Stored rows:
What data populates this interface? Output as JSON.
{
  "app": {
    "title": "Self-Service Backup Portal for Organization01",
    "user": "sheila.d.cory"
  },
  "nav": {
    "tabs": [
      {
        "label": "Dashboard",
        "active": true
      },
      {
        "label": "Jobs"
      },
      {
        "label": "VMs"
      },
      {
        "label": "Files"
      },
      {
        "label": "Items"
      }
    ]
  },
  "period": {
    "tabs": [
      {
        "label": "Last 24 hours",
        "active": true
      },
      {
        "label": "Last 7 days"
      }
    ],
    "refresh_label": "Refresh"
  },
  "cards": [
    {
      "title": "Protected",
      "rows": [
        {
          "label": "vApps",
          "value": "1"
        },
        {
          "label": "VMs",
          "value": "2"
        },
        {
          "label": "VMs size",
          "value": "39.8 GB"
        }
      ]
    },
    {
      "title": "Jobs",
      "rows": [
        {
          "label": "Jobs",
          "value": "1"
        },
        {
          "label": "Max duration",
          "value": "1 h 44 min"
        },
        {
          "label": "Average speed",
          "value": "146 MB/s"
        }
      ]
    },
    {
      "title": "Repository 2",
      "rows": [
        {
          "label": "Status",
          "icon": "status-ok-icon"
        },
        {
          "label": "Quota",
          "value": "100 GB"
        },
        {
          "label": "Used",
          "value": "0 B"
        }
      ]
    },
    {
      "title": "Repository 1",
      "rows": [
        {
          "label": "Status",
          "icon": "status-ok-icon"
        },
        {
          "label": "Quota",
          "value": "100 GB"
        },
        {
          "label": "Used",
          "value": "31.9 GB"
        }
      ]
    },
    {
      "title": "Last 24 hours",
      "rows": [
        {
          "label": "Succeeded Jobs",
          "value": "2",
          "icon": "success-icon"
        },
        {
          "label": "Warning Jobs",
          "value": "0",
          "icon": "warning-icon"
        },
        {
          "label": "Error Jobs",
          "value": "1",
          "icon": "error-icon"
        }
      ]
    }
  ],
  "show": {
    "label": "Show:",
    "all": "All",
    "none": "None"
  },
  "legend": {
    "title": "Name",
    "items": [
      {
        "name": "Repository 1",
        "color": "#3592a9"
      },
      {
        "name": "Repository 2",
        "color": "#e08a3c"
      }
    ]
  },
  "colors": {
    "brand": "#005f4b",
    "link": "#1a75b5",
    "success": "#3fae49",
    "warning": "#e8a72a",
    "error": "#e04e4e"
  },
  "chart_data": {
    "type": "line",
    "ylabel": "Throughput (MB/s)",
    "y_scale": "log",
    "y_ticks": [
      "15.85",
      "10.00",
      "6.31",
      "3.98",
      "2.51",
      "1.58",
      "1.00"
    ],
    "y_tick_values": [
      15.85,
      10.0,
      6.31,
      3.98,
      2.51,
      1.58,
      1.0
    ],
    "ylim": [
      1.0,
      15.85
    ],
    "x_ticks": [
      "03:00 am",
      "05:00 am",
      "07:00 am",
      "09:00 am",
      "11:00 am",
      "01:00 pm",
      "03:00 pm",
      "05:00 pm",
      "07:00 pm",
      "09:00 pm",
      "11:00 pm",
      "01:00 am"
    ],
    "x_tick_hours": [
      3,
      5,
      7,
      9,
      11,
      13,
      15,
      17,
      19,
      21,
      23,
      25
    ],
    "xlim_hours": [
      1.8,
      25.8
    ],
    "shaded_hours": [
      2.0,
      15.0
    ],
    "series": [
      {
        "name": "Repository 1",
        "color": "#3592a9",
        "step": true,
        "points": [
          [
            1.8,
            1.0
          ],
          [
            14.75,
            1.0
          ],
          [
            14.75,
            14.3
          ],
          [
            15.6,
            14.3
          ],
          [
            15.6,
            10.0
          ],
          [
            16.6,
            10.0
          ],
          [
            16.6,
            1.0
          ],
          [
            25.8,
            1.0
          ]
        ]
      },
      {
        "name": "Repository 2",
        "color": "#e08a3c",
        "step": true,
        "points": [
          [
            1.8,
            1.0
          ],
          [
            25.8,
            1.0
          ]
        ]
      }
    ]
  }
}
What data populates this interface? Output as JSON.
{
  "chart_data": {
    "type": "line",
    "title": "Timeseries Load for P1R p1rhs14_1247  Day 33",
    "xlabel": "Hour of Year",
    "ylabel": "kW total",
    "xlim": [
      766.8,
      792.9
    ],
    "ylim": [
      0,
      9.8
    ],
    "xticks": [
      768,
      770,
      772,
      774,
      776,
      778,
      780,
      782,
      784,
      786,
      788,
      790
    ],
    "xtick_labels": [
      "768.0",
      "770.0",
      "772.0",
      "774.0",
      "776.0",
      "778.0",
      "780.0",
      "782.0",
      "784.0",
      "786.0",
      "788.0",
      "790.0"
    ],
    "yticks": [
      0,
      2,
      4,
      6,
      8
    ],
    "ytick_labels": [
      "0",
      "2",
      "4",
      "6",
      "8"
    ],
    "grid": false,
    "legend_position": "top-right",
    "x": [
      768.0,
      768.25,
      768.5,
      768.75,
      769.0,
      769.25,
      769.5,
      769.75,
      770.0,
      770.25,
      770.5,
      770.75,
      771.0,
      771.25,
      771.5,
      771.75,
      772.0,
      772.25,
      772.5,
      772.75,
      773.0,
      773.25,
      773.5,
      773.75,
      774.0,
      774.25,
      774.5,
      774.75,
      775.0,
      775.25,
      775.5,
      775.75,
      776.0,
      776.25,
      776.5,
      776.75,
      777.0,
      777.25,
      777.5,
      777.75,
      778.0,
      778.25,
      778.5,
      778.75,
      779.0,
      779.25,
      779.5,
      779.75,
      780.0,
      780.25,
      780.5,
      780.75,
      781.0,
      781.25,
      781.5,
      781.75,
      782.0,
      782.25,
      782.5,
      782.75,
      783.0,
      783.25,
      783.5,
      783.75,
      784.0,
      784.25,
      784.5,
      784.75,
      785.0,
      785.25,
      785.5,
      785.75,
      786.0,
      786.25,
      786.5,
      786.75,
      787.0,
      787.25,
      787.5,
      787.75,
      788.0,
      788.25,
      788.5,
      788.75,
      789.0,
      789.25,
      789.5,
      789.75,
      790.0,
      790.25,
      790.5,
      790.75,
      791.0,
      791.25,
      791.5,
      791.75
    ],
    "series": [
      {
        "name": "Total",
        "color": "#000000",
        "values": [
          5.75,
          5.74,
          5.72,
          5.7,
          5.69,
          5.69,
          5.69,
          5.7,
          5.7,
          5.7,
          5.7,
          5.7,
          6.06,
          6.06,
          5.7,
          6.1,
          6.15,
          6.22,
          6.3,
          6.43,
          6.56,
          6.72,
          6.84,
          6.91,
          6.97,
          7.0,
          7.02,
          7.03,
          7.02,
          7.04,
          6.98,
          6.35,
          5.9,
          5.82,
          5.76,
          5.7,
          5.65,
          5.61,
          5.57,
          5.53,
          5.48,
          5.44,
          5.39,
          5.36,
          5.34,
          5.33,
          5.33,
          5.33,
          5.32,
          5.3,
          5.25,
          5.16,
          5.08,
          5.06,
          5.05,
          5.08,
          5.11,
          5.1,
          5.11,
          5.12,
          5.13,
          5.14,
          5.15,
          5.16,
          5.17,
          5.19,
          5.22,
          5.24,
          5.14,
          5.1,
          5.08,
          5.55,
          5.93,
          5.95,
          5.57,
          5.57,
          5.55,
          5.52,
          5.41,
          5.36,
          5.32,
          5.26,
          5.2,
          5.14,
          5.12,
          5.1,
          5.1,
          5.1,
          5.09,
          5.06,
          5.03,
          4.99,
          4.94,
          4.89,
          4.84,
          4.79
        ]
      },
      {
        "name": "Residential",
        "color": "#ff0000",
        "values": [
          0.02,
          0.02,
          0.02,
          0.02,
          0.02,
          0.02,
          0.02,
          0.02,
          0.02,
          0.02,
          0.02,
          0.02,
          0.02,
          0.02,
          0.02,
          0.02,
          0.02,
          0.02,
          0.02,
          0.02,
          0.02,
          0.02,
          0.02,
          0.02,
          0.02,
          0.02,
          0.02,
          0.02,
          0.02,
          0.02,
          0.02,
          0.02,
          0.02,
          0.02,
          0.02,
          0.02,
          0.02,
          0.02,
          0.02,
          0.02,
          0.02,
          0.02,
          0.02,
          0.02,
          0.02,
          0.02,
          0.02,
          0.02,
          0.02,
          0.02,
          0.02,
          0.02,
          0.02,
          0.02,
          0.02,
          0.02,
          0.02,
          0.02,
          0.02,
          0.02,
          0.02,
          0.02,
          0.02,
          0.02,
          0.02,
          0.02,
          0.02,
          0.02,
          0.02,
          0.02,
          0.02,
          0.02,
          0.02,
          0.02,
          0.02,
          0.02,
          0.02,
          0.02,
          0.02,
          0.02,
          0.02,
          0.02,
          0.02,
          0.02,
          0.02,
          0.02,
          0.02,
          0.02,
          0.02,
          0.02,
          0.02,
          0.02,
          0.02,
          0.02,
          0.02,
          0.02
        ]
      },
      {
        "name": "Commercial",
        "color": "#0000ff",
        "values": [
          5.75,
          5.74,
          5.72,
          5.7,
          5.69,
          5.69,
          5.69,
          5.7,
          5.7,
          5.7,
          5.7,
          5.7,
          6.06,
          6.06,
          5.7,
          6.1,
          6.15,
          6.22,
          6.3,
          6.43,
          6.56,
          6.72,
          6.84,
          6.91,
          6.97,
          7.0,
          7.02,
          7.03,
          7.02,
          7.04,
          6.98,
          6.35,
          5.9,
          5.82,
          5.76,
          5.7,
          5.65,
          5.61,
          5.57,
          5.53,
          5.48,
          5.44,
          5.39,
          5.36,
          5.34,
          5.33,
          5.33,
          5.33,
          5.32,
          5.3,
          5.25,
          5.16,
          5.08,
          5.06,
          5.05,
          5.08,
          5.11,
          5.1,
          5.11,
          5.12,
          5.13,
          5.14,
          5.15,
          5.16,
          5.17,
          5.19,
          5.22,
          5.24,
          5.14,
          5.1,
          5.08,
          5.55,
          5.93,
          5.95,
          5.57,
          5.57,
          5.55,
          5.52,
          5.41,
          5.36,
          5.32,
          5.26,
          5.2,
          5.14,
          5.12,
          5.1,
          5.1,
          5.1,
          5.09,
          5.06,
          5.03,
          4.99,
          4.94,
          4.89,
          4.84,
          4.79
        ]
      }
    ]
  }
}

Task instructions:
Which lines contain the word "icon"? Copy each one.

Written response:
          "icon": "status-ok-icon"
          "icon": "status-ok-icon"
          "icon": "success-icon"
          "icon": "warning-icon"
          "icon": "error-icon"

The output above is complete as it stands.